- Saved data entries
──────────────────────────────

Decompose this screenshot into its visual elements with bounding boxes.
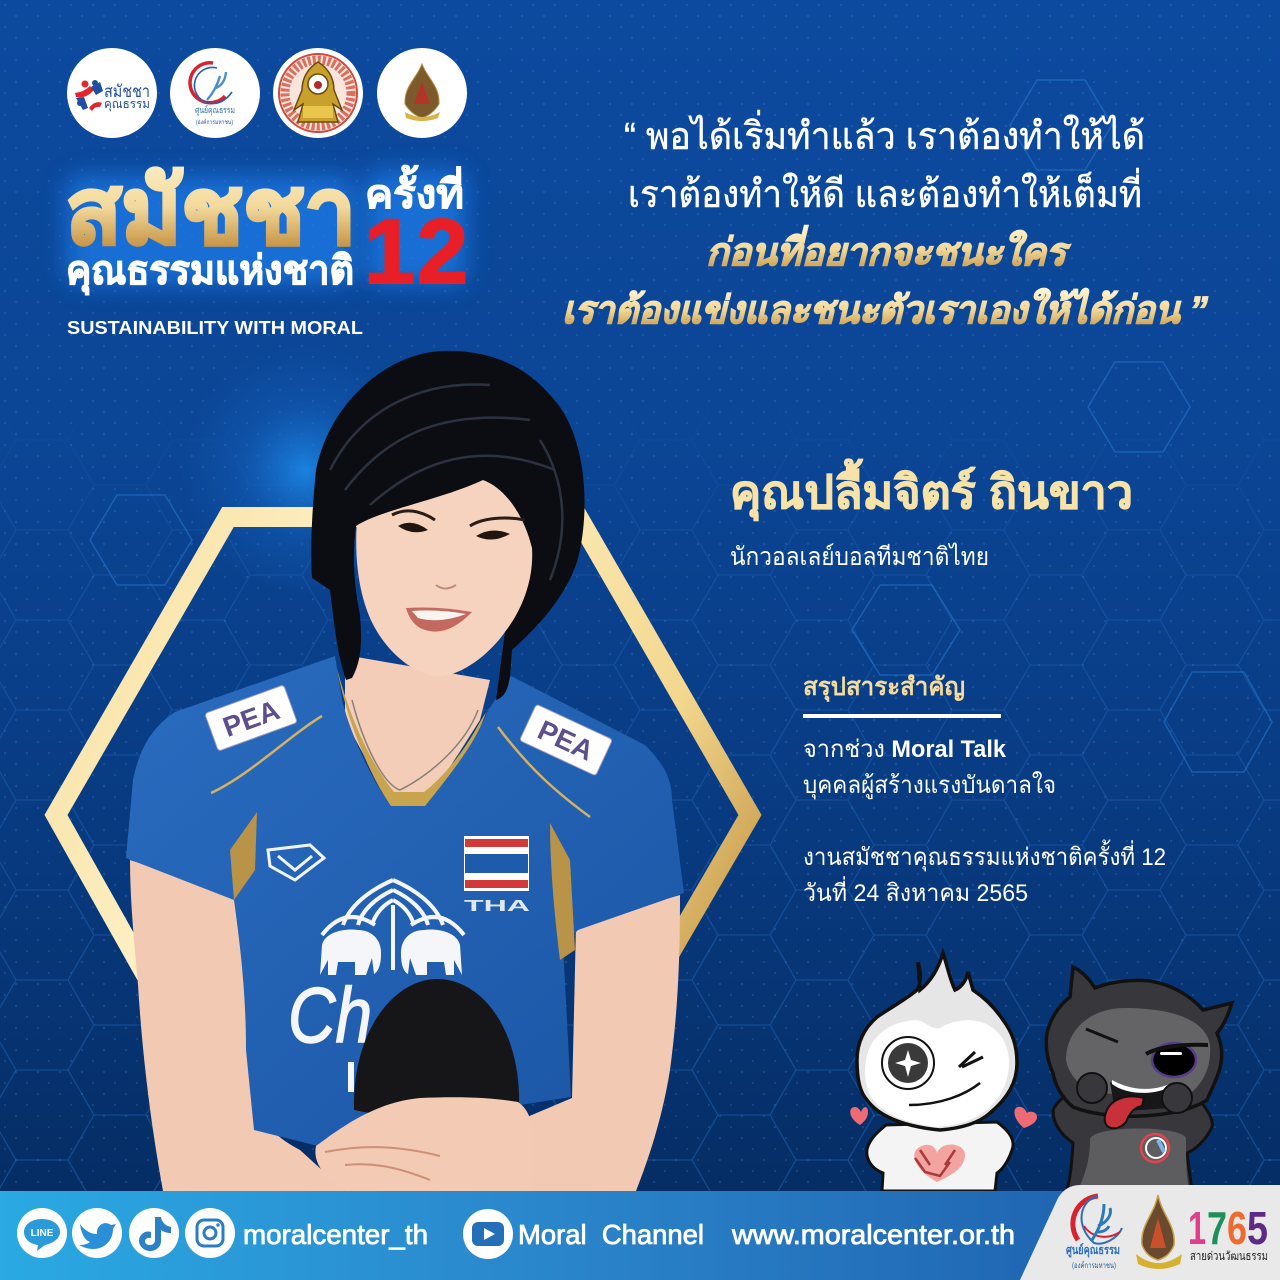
logo: ศูนย์คุณธรรม: ศูนย์คุณธรรม <box>1066 1243 1120 1258</box>
icon: Instagram <box>185 1208 235 1258</box>
logo: 1765 hotline: 1 <box>1188 1202 1206 1254</box>
mascot: dark <box>1046 967 1232 1191</box>
logo: temple seal <box>377 48 467 138</box>
sponsor mark <box>288 880 464 1092</box>
Thai flag badge: THA <box>464 898 531 915</box>
handle: moralcenter_th <box>243 1219 428 1250</box>
left arm <box>130 860 345 1191</box>
logo: ศูนย์คุณธรรม: (องค์การมหาชน) <box>196 118 233 126</box>
icon: LINE <box>17 1208 67 1258</box>
PEA patch right: PEA <box>533 714 598 767</box>
logo: 1765 hotline: 5 <box>1247 1202 1268 1254</box>
website: www.moralcenter.or.th <box>731 1219 1015 1250</box>
quote line 4: เราต้องแข่งและชนะตัวเราเองให้ได้ก่อน ” <box>562 288 1208 332</box>
sports brand mark <box>268 845 324 880</box>
quote line 3: ก่อนที่อยากจะชนะใคร <box>706 225 1072 274</box>
footer logo panel <box>1020 1185 1280 1280</box>
logo: กระทรวงศึกษาธิการ <box>273 48 363 138</box>
facial features <box>392 511 525 632</box>
mascot: white <box>850 953 1037 1191</box>
paddle <box>354 979 519 1125</box>
summary text 1: จากช่วง Moral Talk <box>803 736 1007 763</box>
PEA patch left: PEA <box>219 694 284 743</box>
person photo illustration <box>126 351 684 1191</box>
jersey <box>126 656 684 1146</box>
summary text 3: งานสมัชชาคุณธรรมแห่งชาติครั้งที่ 12 <box>803 839 1166 872</box>
heading: ครั้งที่: ครั้งที่ <box>365 165 464 217</box>
eyebrows <box>392 511 525 526</box>
channel name: Moral Channel <box>518 1219 704 1250</box>
heading: สมัชชา: สมัชชา <box>66 161 356 263</box>
tagline: SUSTAINABILITY WITH MORAL <box>67 317 363 338</box>
logo: สมัชชาคุณธรรม <box>67 48 157 138</box>
title glow <box>66 170 466 284</box>
heading: 12: 12 <box>364 201 468 303</box>
heading: คุณธรรมแห่งชาติ: คุณธรรมแห่งชาติ <box>66 249 354 296</box>
logo: ศูนย์คุณธรรม <box>170 48 260 138</box>
smile <box>406 608 472 632</box>
nose <box>436 585 456 588</box>
gold side panels <box>230 812 575 960</box>
face <box>356 460 534 676</box>
hands <box>315 1097 534 1191</box>
summary text 2: บุคคลผู้สร้างแรงบันดาลใจ <box>803 771 1056 800</box>
icon: TikTok <box>129 1208 179 1258</box>
quote <box>562 110 1208 332</box>
shoulder piping <box>211 716 590 817</box>
speaker name: คุณปลื้มจิตร์ ถินขาว <box>730 458 1133 521</box>
collar trim <box>337 668 486 806</box>
hair <box>311 351 585 700</box>
summary block <box>803 673 1166 907</box>
speaker role: นักวอลเลย์บอลทีมชาติไทย <box>730 542 989 571</box>
logo: สมัชชาคุณธรรม: สมัชชา <box>104 82 150 101</box>
sponsor mark: Ch <box>288 971 372 1059</box>
icon: YouTube <box>463 1209 513 1259</box>
summary rule <box>803 714 1001 718</box>
logo: สมัชชาคุณธรรม: คุณธรรม <box>104 97 150 112</box>
gold hexagon frame <box>56 517 750 975</box>
logo: temple seal <box>1136 1195 1182 1269</box>
logo: 1765 hotline: 6 <box>1227 1202 1247 1254</box>
PEA patch right <box>519 704 613 776</box>
logo: 1765 hotline <box>1188 1202 1268 1263</box>
neck <box>345 655 490 806</box>
footer bar <box>0 1191 1280 1280</box>
logo: ศูนย์คุณธรรม: (องค์การมหาชน) <box>1072 1260 1116 1270</box>
quote line 2: เราต้องทำให้ดี และต้องทำให้เต็มที่ <box>628 168 1142 216</box>
logo: 1765 hotline: 7 <box>1207 1202 1227 1254</box>
right arm <box>470 895 680 1191</box>
eyes <box>398 523 510 540</box>
necklace <box>352 700 478 790</box>
logo row <box>67 48 467 138</box>
quote line 1: “ พอได้เริ่มทำแล้ว เราต้องทำให้ได้ <box>624 110 1145 158</box>
logo: ศูนย์คุณธรรม: ศูนย์คุณธรรม <box>195 104 235 116</box>
PEA patch left <box>205 685 297 751</box>
event title lockup <box>66 161 468 338</box>
summary text 4: วันที่ 24 สิงหาคม 2565 <box>803 876 1028 907</box>
summary heading: สรุปสาระสำคัญ <box>803 673 965 703</box>
Thai flag badge <box>464 836 531 915</box>
logo: ศูนย์คุณธรรม <box>1066 1196 1122 1270</box>
icon: LINE: LINE <box>31 1228 54 1239</box>
icon: Twitter <box>72 1208 122 1258</box>
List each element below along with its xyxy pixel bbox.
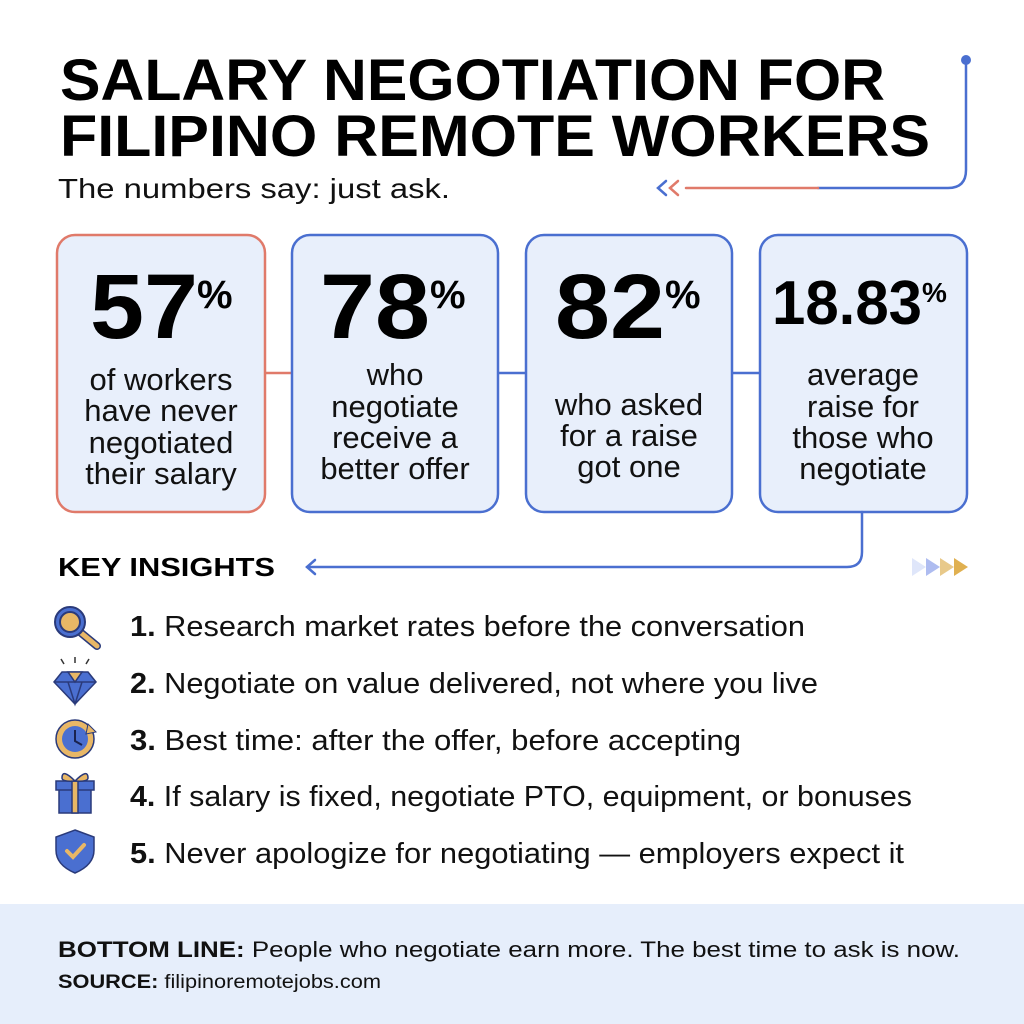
card 3: 82%: who asked — [554, 387, 703, 422]
insights list: 5. Never apologize for negotiating — employers expect it — [130, 838, 904, 870]
card 2: 78%: who — [366, 357, 423, 392]
card 1: 57% — [57, 235, 265, 512]
subtitle: The numbers say: just ask. — [58, 173, 450, 204]
card 3: 82%: 82 — [555, 256, 665, 358]
card 4: 18.83%: those who — [792, 420, 934, 455]
card 4: 18.83%: average — [807, 357, 919, 392]
icon: magnifier — [55, 607, 97, 646]
title — [60, 48, 930, 169]
icon: chevrons — [912, 558, 968, 576]
icon: shield — [56, 830, 94, 873]
insights list: 4. If salary is fixed, negotiate PTO, equipment, or bonuses — [130, 781, 912, 813]
card 3: 82% — [526, 235, 732, 512]
insights list — [130, 611, 912, 870]
card 2: 78%: 78 — [320, 256, 430, 358]
icon: clock — [56, 720, 96, 758]
card 2: 78%: % — [430, 273, 466, 317]
arrow: header connector — [658, 55, 971, 195]
title: FILIPINO REMOTE WORKERS — [60, 104, 930, 169]
card 2: 78%: negotiate — [331, 389, 459, 424]
card 3: 82%: got one — [577, 449, 681, 484]
card 4: 18.83%: raise for — [807, 389, 919, 424]
icon: diamond — [54, 657, 96, 704]
insights list: 2. Negotiate on value delivered, not where you live — [130, 668, 818, 700]
card 2: 78% — [292, 235, 498, 512]
card 4: 18.83%: % — [922, 277, 947, 308]
footer band — [0, 904, 1024, 1024]
card 4: 18.83%: negotiate — [799, 451, 927, 486]
card 3: 82%: for a raise — [560, 418, 698, 453]
card 4: 18.83% — [760, 235, 967, 512]
card 4: 18.83%: 18.83 — [772, 269, 922, 338]
footer band: SOURCE: filipinoremotejobs.com — [58, 972, 381, 993]
card 1: 57%: negotiated — [89, 425, 233, 460]
title: SALARY NEGOTIATION FOR — [60, 48, 885, 113]
card 2: 78%: receive a — [332, 420, 459, 455]
card 1: 57%: have never — [84, 393, 238, 428]
card 1: 57%: of workers — [90, 362, 232, 397]
footer band: BOTTOM LINE: People who negotiate earn more. The best time to ask is now. — [58, 937, 960, 962]
card 1: 57%: 57 — [90, 256, 198, 358]
card 3: 82%: % — [665, 273, 701, 317]
insights list: 3. Best time: after the offer, before accepting — [130, 725, 741, 757]
card connectors — [265, 372, 760, 374]
heading: key insights: KEY INSIGHTS — [58, 552, 275, 582]
card 1: 57%: their salary — [85, 456, 237, 491]
insights list: 1. Research market rates before the conversation — [130, 611, 805, 643]
arrow: to key insights — [307, 512, 862, 574]
card 2: 78%: better offer — [320, 451, 470, 486]
card 1: 57%: % — [197, 273, 233, 317]
icon: gift — [56, 774, 94, 813]
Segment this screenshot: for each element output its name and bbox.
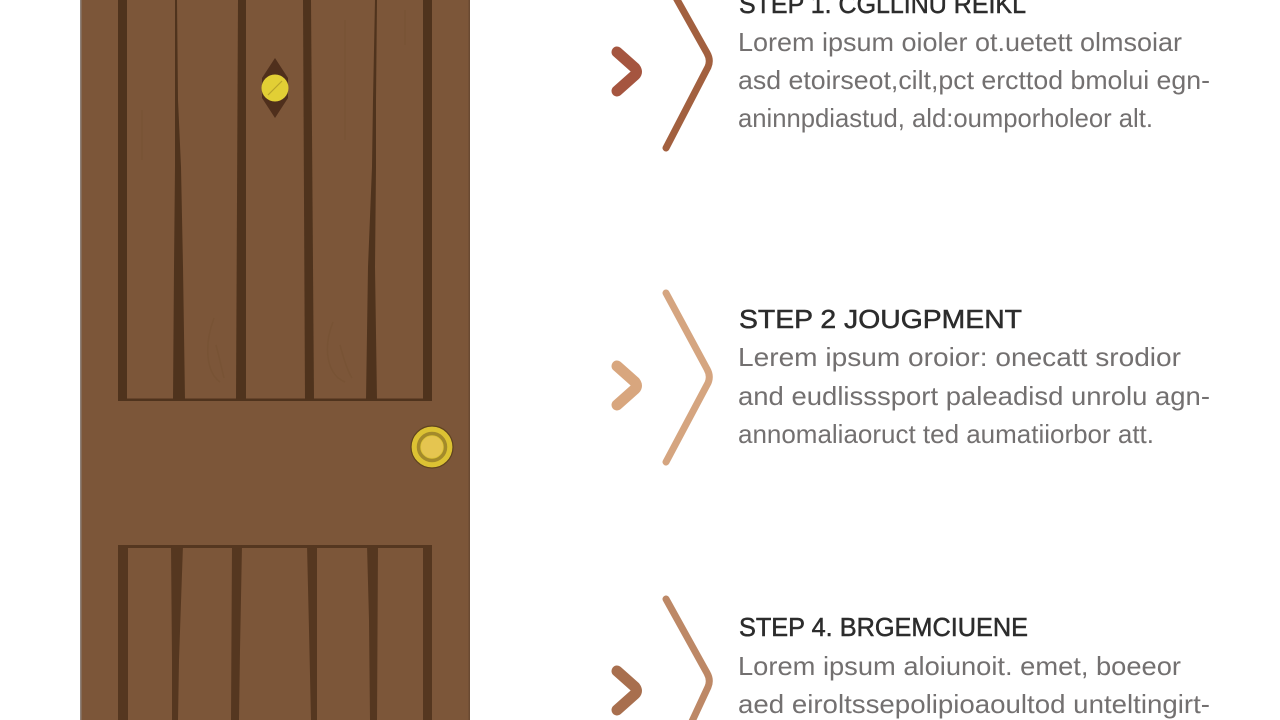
step 1 text: asd etoirseot,cilt,pct ercttod bmolui egn- bbox=[738, 65, 1210, 95]
arrow: step 1 chevrons bbox=[617, 0, 709, 148]
step 3 bbox=[617, 599, 1210, 720]
step 3 text: aed eiroltssepolipioaoultod unteltingirt- bbox=[738, 689, 1210, 719]
step 3 heading: STEP 4. BRGEMCIUENE bbox=[739, 612, 1028, 642]
step 2 text: and eudlisssport paleadisd unrolu agn- bbox=[738, 381, 1210, 411]
step 2 text: Lerem ipsum oroior: onecatt srodior bbox=[738, 342, 1181, 372]
step 2 heading: STEP 2 JOUGPMENT bbox=[739, 304, 1022, 334]
step 1 text bbox=[738, 27, 1210, 133]
step 2 text: annomaliaoruct ted aumatiiorbor att. bbox=[738, 419, 1154, 449]
step 3 text bbox=[738, 651, 1210, 719]
arrow: step 2 chevrons bbox=[617, 293, 709, 462]
wood grain knots bbox=[142, 10, 405, 382]
step 1 bbox=[617, 0, 1210, 148]
icon: keyhole with yellow screw bbox=[262, 58, 288, 118]
step 3 text: Lorem ipsum aloiunoit. emet, boeeor bbox=[738, 651, 1181, 681]
icon: wooden door bbox=[80, 0, 470, 720]
step 2 bbox=[617, 293, 1210, 462]
icon: door knob bbox=[411, 426, 453, 468]
step 1 text: Lorem ipsum oioler ot.uetett olmsoiar bbox=[738, 27, 1182, 57]
door top panel bbox=[118, 0, 432, 401]
step 1 text: aninnpdiastud, ald:oumporholeor alt. bbox=[738, 103, 1153, 133]
arrow: step 3 chevrons bbox=[617, 599, 709, 720]
step 2 text bbox=[738, 342, 1210, 449]
door bottom panel bbox=[118, 545, 432, 720]
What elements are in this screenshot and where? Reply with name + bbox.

──────────────────────────────

Switch every "insights list" to "tips list" in the part that opens with the line containing "card 3: 82%: who asked — [554, 387, 703, 422]" and closes with the line containing "card 1: 57%: of workers — [90, 362, 232, 397]", keeping everything else the same. Return only those lines.

- Finished exercise
card 3: 82%: who asked — [554, 387, 703, 422]
tips list: 5. Never apologize for negotiating — employers expect it — [130, 838, 904, 870]
card 2: 78%: who — [366, 357, 423, 392]
card 1: 57% — [57, 235, 265, 512]
subtitle: The numbers say: just ask. — [58, 173, 450, 204]
card 3: 82%: 82 — [555, 256, 665, 358]
card 4: 18.83%: those who — [792, 420, 934, 455]
card 4: 18.83%: average — [807, 357, 919, 392]
icon: magnifier — [55, 607, 97, 646]
title — [60, 48, 930, 169]
icon: chevrons — [912, 558, 968, 576]
icon: shield — [56, 830, 94, 873]
tips list: 4. If salary is fixed, negotiate PTO, equipment, or bonuses — [130, 781, 912, 813]
card 3: 82% — [526, 235, 732, 512]
tips list — [130, 611, 912, 870]
card 2: 78%: 78 — [320, 256, 430, 358]
icon: clock — [56, 720, 96, 758]
card 2: 78%: % — [430, 273, 466, 317]
arrow: header connector — [658, 55, 971, 195]
title: FILIPINO REMOTE WORKERS — [60, 104, 930, 169]
card 2: 78%: negotiate — [331, 389, 459, 424]
card 3: 82%: got one — [577, 449, 681, 484]
card 4: 18.83%: raise for — [807, 389, 919, 424]
icon: diamond — [54, 657, 96, 704]
tips list: 2. Negotiate on value delivered, not where you live — [130, 668, 818, 700]
card 2: 78% — [292, 235, 498, 512]
card 4: 18.83%: % — [922, 277, 947, 308]
footer band — [0, 904, 1024, 1024]
card 4: 18.83%: negotiate — [799, 451, 927, 486]
card 3: 82%: for a raise — [560, 418, 698, 453]
card 4: 18.83% — [760, 235, 967, 512]
card 4: 18.83%: 18.83 — [772, 269, 922, 338]
footer band: SOURCE: filipinoremotejobs.com — [58, 972, 381, 993]
card 1: 57%: negotiated — [89, 425, 233, 460]
title: SALARY NEGOTIATION FOR — [60, 48, 885, 113]
card 2: 78%: receive a — [332, 420, 459, 455]
card 1: 57%: have never — [84, 393, 238, 428]
card 1: 57%: of workers — [90, 362, 232, 397]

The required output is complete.